- Objective
Copy the full set of lines exactly as given.

- Records to process
════════════════

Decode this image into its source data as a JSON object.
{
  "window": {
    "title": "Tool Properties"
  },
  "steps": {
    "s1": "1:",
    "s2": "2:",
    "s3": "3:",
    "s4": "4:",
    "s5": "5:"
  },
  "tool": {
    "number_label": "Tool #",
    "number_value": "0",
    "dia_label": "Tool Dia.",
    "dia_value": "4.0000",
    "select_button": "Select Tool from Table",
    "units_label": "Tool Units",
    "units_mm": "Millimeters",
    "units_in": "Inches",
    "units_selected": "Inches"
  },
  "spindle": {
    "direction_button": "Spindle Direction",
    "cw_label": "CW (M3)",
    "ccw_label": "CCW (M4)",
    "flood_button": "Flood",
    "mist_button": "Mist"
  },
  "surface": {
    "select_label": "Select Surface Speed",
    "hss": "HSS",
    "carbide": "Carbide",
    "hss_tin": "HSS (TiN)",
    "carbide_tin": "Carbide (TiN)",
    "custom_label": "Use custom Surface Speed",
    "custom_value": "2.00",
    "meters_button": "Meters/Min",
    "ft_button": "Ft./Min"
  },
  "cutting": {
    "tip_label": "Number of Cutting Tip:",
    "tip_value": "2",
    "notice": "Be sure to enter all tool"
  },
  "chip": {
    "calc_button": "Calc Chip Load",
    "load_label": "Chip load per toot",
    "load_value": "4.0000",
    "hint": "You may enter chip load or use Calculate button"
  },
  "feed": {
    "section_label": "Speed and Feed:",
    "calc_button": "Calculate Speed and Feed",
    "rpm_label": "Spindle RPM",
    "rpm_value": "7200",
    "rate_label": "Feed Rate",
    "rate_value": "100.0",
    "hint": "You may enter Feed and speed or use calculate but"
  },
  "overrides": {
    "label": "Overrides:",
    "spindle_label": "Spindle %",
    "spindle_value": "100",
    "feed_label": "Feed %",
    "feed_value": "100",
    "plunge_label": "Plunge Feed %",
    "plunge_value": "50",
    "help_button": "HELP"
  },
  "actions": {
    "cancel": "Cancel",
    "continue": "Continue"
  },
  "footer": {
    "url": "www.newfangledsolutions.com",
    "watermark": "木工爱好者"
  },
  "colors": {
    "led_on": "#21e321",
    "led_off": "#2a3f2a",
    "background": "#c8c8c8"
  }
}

════════════════

- Response
Decode this image into its source data as a JSON object.
{
  "window": {
    "title": "Tool Properties"
  },
  "steps": {
    "s1": "1:",
    "s2": "2:",
    "s3": "3:",
    "s4": "4:",
    "s5": "5:"
  },
  "tool": {
    "number_label": "Tool #",
    "number_value": "0",
    "dia_label": "Tool Dia.",
    "dia_value": "4.0000",
    "select_button": "Select Tool from Table",
    "units_label": "Tool Units",
    "units_mm": "Millimeters",
    "units_in": "Inches",
    "units_selected": "Inches"
  },
  "spindle": {
    "direction_button": "Spindle Direction",
    "cw_label": "CW (M3)",
    "ccw_label": "CCW (M4)",
    "flood_button": "Flood",
    "mist_button": "Mist"
  },
  "surface": {
    "select_label": "Select Surface Speed",
    "hss": "HSS",
    "carbide": "Carbide",
    "hss_tin": "HSS (TiN)",
    "carbide_tin": "Carbide (TiN)",
    "custom_label": "Use custom Surface Speed",
    "custom_value": "2.00",
    "meters_button": "Meters/Min",
    "ft_button": "Ft./Min"
  },
  "cutting": {
    "tip_label": "Number of Cutting Tip:",
    "tip_value": "2",
    "notice": "Be sure to enter all tool"
  },
  "chip": {
    "calc_button": "Calc Chip Load",
    "load_label": "Chip load per toot",
    "load_value": "4.0000",
    "hint": "You may enter chip load or use Calculate button"
  },
  "feed": {
    "section_label": "Speed and Feed:",
    "calc_button": "Calculate Speed and Feed",
    "rpm_label": "Spindle RPM",
    "rpm_value": "7200",
    "rate_label": "Feed Rate",
    "rate_value": "100.0",
    "hint": "You may enter Feed and speed or use calculate but"
  },
  "overrides": {
    "label": "Overrides:",
    "spindle_label": "Spindle %",
    "spindle_value": "100",
    "feed_label": "Feed %",
    "feed_value": "100",
    "plunge_label": "Plunge Feed %",
    "plunge_value": "50",
    "help_button": "HELP"
  },
  "actions": {
    "cancel": "Cancel",
    "continue": "Continue"
  },
  "footer": {
    "url": "www.newfangledsolutions.com",
    "watermark": "木工爱好者"
  },
  "colors": {
    "led_on": "#21e321",
    "led_off": "#2a3f2a",
    "background": "#c8c8c8"
  }
}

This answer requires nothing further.